## TASK DETAILS
All records are to be retyped faithfully and completely.

---------- TASK MATERIAL ----------

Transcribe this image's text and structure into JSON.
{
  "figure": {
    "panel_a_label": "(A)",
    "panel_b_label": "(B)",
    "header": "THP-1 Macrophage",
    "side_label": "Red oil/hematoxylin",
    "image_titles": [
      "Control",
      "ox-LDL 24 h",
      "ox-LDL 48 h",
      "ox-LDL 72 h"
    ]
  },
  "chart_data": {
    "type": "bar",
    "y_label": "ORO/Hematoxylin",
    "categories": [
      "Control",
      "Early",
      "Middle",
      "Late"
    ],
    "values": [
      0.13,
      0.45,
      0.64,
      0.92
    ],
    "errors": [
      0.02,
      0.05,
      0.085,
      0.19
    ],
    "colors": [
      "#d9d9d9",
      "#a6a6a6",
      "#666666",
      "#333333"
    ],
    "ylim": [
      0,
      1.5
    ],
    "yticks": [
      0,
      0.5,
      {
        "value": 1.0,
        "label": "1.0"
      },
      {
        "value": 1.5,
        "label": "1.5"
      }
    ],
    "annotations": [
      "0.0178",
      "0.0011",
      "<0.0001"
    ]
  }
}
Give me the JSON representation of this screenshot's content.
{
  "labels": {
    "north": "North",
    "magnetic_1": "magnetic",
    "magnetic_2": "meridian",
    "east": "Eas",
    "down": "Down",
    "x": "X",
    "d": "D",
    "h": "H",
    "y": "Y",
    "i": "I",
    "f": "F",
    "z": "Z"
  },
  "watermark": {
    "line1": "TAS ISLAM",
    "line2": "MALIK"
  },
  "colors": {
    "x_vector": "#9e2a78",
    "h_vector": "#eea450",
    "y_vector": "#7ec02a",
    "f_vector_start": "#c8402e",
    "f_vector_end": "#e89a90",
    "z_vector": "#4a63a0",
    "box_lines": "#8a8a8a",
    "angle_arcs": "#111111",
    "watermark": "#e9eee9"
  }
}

----------

## THE COMPLETED TASK
Transcribe this image's text and structure into JSON.
{
  "figure": {
    "panel_a_label": "(A)",
    "panel_b_label": "(B)",
    "header": "THP-1 Macrophage",
    "side_label": "Red oil/hematoxylin",
    "image_titles": [
      "Control",
      "ox-LDL 24 h",
      "ox-LDL 48 h",
      "ox-LDL 72 h"
    ]
  },
  "chart_data": {
    "type": "bar",
    "y_label": "ORO/Hematoxylin",
    "categories": [
      "Control",
      "Early",
      "Middle",
      "Late"
    ],
    "values": [
      0.13,
      0.45,
      0.64,
      0.92
    ],
    "errors": [
      0.02,
      0.05,
      0.085,
      0.19
    ],
    "colors": [
      "#d9d9d9",
      "#a6a6a6",
      "#666666",
      "#333333"
    ],
    "ylim": [
      0,
      1.5
    ],
    "yticks": [
      0,
      0.5,
      {
        "value": 1.0,
        "label": "1.0"
      },
      {
        "value": 1.5,
        "label": "1.5"
      }
    ],
    "annotations": [
      "0.0178",
      "0.0011",
      "<0.0001"
    ]
  }
}
Give me the JSON representation of this screenshot's content.
{
  "labels": {
    "north": "North",
    "magnetic_1": "magnetic",
    "magnetic_2": "meridian",
    "east": "Eas",
    "down": "Down",
    "x": "X",
    "d": "D",
    "h": "H",
    "y": "Y",
    "i": "I",
    "f": "F",
    "z": "Z"
  },
  "watermark": {
    "line1": "TAS ISLAM",
    "line2": "MALIK"
  },
  "colors": {
    "x_vector": "#9e2a78",
    "h_vector": "#eea450",
    "y_vector": "#7ec02a",
    "f_vector_start": "#c8402e",
    "f_vector_end": "#e89a90",
    "z_vector": "#4a63a0",
    "box_lines": "#8a8a8a",
    "angle_arcs": "#111111",
    "watermark": "#e9eee9"
  }
}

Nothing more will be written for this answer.